■ **Stated goal**: Without changing a character, return the entries, but not the images they hold.

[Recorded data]
---+---

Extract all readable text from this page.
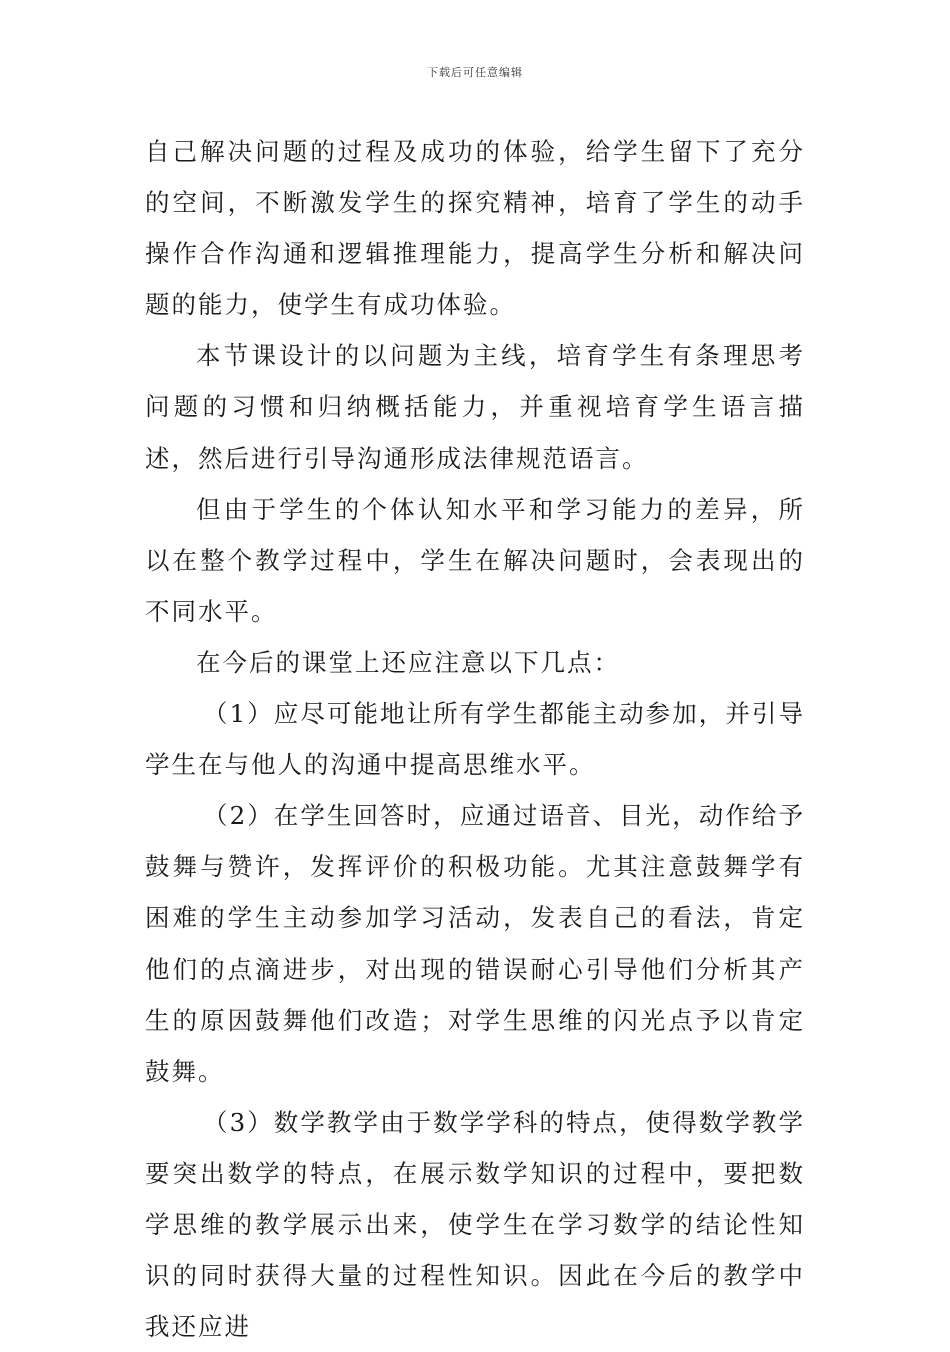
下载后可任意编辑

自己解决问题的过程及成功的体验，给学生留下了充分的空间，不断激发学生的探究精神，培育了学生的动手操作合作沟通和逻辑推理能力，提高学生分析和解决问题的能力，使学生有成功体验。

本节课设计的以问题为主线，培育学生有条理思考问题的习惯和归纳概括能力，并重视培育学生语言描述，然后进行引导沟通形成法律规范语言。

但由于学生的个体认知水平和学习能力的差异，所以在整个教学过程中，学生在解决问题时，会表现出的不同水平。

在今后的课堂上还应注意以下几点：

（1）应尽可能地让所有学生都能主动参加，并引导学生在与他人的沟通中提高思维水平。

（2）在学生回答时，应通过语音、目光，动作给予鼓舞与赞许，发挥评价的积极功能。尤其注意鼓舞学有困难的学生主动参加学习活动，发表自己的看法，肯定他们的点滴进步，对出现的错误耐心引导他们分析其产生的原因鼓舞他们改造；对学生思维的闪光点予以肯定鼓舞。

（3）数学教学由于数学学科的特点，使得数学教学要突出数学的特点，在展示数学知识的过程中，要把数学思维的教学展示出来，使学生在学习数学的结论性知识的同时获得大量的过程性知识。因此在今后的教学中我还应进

---+---

■ **Output for this task**:
Extract all readable text from this page.
下载后可任意编辑

自己解决问题的过程及成功的体验，给学生留下了充分的空间，不断激发学生的探究精神，培育了学生的动手操作合作沟通和逻辑推理能力，提高学生分析和解决问题的能力，使学生有成功体验。

本节课设计的以问题为主线，培育学生有条理思考问题的习惯和归纳概括能力，并重视培育学生语言描述，然后进行引导沟通形成法律规范语言。

但由于学生的个体认知水平和学习能力的差异，所以在整个教学过程中，学生在解决问题时，会表现出的不同水平。

在今后的课堂上还应注意以下几点：

（1）应尽可能地让所有学生都能主动参加，并引导学生在与他人的沟通中提高思维水平。

（2）在学生回答时，应通过语音、目光，动作给予鼓舞与赞许，发挥评价的积极功能。尤其注意鼓舞学有困难的学生主动参加学习活动，发表自己的看法，肯定他们的点滴进步，对出现的错误耐心引导他们分析其产生的原因鼓舞他们改造；对学生思维的闪光点予以肯定鼓舞。

（3）数学教学由于数学学科的特点，使得数学教学要突出数学的特点，在展示数学知识的过程中，要把数学思维的教学展示出来，使学生在学习数学的结论性知识的同时获得大量的过程性知识。因此在今后的教学中我还应进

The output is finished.